### Problem to solve
Take the records underneath and set them down exactly.
%%
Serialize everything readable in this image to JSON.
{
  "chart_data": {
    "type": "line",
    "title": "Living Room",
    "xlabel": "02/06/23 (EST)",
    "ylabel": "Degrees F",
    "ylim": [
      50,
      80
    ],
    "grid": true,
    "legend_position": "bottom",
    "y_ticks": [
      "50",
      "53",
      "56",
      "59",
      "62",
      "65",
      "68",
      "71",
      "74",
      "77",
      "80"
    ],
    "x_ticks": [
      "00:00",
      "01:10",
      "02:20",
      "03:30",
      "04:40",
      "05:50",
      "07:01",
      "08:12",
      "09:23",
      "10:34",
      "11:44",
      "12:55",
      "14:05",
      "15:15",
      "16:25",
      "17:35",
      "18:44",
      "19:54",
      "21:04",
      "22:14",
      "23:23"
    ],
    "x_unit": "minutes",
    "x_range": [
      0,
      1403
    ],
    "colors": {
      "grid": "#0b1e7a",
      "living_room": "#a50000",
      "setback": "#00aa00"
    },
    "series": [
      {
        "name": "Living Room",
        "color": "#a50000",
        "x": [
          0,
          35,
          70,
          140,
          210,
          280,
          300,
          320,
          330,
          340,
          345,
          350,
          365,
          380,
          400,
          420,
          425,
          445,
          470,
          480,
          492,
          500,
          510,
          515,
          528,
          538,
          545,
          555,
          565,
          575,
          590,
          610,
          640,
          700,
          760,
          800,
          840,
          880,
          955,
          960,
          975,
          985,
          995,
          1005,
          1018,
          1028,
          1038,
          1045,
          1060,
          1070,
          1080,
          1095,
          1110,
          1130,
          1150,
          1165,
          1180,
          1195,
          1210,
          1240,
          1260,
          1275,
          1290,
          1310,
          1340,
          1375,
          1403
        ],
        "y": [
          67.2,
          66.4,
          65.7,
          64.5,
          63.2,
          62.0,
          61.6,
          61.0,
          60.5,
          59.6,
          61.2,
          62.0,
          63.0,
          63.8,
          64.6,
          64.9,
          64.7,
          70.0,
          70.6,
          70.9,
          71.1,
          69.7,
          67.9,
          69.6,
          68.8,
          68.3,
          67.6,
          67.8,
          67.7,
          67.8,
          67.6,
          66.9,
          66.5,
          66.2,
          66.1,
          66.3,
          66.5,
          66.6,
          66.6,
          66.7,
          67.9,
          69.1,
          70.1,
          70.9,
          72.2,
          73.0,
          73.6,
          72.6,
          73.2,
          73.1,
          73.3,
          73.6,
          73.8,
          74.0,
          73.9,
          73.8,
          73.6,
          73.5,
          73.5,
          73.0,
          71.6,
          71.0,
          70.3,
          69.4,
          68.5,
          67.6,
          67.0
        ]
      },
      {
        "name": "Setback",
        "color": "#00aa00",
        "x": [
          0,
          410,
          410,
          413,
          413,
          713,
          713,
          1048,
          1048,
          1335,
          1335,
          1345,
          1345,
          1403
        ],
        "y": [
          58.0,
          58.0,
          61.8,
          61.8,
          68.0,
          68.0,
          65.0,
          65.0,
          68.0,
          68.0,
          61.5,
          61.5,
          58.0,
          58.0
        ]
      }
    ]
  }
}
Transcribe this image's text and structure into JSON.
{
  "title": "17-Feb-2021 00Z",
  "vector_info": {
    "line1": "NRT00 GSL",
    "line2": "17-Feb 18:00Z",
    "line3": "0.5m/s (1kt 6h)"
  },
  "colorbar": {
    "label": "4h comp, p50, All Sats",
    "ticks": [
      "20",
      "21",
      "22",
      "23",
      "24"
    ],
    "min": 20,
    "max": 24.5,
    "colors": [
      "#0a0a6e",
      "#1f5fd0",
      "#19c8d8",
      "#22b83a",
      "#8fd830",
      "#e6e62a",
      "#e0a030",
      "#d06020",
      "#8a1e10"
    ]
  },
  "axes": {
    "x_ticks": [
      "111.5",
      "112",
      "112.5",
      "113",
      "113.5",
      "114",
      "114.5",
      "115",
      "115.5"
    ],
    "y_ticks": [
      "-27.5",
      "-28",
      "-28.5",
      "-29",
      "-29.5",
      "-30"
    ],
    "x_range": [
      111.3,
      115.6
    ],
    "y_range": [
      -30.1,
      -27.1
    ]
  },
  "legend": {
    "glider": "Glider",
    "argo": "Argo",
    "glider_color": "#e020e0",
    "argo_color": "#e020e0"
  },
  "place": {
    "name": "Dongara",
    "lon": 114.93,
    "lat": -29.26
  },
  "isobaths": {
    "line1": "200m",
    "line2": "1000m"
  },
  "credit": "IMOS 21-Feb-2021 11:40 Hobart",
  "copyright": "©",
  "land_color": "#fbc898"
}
%%
### Full solution
Serialize everything readable in this image to JSON.
{
  "chart_data": {
    "type": "line",
    "title": "Living Room",
    "xlabel": "02/06/23 (EST)",
    "ylabel": "Degrees F",
    "ylim": [
      50,
      80
    ],
    "grid": true,
    "legend_position": "bottom",
    "y_ticks": [
      "50",
      "53",
      "56",
      "59",
      "62",
      "65",
      "68",
      "71",
      "74",
      "77",
      "80"
    ],
    "x_ticks": [
      "00:00",
      "01:10",
      "02:20",
      "03:30",
      "04:40",
      "05:50",
      "07:01",
      "08:12",
      "09:23",
      "10:34",
      "11:44",
      "12:55",
      "14:05",
      "15:15",
      "16:25",
      "17:35",
      "18:44",
      "19:54",
      "21:04",
      "22:14",
      "23:23"
    ],
    "x_unit": "minutes",
    "x_range": [
      0,
      1403
    ],
    "colors": {
      "grid": "#0b1e7a",
      "living_room": "#a50000",
      "setback": "#00aa00"
    },
    "series": [
      {
        "name": "Living Room",
        "color": "#a50000",
        "x": [
          0,
          35,
          70,
          140,
          210,
          280,
          300,
          320,
          330,
          340,
          345,
          350,
          365,
          380,
          400,
          420,
          425,
          445,
          470,
          480,
          492,
          500,
          510,
          515,
          528,
          538,
          545,
          555,
          565,
          575,
          590,
          610,
          640,
          700,
          760,
          800,
          840,
          880,
          955,
          960,
          975,
          985,
          995,
          1005,
          1018,
          1028,
          1038,
          1045,
          1060,
          1070,
          1080,
          1095,
          1110,
          1130,
          1150,
          1165,
          1180,
          1195,
          1210,
          1240,
          1260,
          1275,
          1290,
          1310,
          1340,
          1375,
          1403
        ],
        "y": [
          67.2,
          66.4,
          65.7,
          64.5,
          63.2,
          62.0,
          61.6,
          61.0,
          60.5,
          59.6,
          61.2,
          62.0,
          63.0,
          63.8,
          64.6,
          64.9,
          64.7,
          70.0,
          70.6,
          70.9,
          71.1,
          69.7,
          67.9,
          69.6,
          68.8,
          68.3,
          67.6,
          67.8,
          67.7,
          67.8,
          67.6,
          66.9,
          66.5,
          66.2,
          66.1,
          66.3,
          66.5,
          66.6,
          66.6,
          66.7,
          67.9,
          69.1,
          70.1,
          70.9,
          72.2,
          73.0,
          73.6,
          72.6,
          73.2,
          73.1,
          73.3,
          73.6,
          73.8,
          74.0,
          73.9,
          73.8,
          73.6,
          73.5,
          73.5,
          73.0,
          71.6,
          71.0,
          70.3,
          69.4,
          68.5,
          67.6,
          67.0
        ]
      },
      {
        "name": "Setback",
        "color": "#00aa00",
        "x": [
          0,
          410,
          410,
          413,
          413,
          713,
          713,
          1048,
          1048,
          1335,
          1335,
          1345,
          1345,
          1403
        ],
        "y": [
          58.0,
          58.0,
          61.8,
          61.8,
          68.0,
          68.0,
          65.0,
          65.0,
          68.0,
          68.0,
          61.5,
          61.5,
          58.0,
          58.0
        ]
      }
    ]
  }
}
Transcribe this image's text and structure into JSON.
{
  "title": "17-Feb-2021 00Z",
  "vector_info": {
    "line1": "NRT00 GSL",
    "line2": "17-Feb 18:00Z",
    "line3": "0.5m/s (1kt 6h)"
  },
  "colorbar": {
    "label": "4h comp, p50, All Sats",
    "ticks": [
      "20",
      "21",
      "22",
      "23",
      "24"
    ],
    "min": 20,
    "max": 24.5,
    "colors": [
      "#0a0a6e",
      "#1f5fd0",
      "#19c8d8",
      "#22b83a",
      "#8fd830",
      "#e6e62a",
      "#e0a030",
      "#d06020",
      "#8a1e10"
    ]
  },
  "axes": {
    "x_ticks": [
      "111.5",
      "112",
      "112.5",
      "113",
      "113.5",
      "114",
      "114.5",
      "115",
      "115.5"
    ],
    "y_ticks": [
      "-27.5",
      "-28",
      "-28.5",
      "-29",
      "-29.5",
      "-30"
    ],
    "x_range": [
      111.3,
      115.6
    ],
    "y_range": [
      -30.1,
      -27.1
    ]
  },
  "legend": {
    "glider": "Glider",
    "argo": "Argo",
    "glider_color": "#e020e0",
    "argo_color": "#e020e0"
  },
  "place": {
    "name": "Dongara",
    "lon": 114.93,
    "lat": -29.26
  },
  "isobaths": {
    "line1": "200m",
    "line2": "1000m"
  },
  "credit": "IMOS 21-Feb-2021 11:40 Hobart",
  "copyright": "©",
  "land_color": "#fbc898"
}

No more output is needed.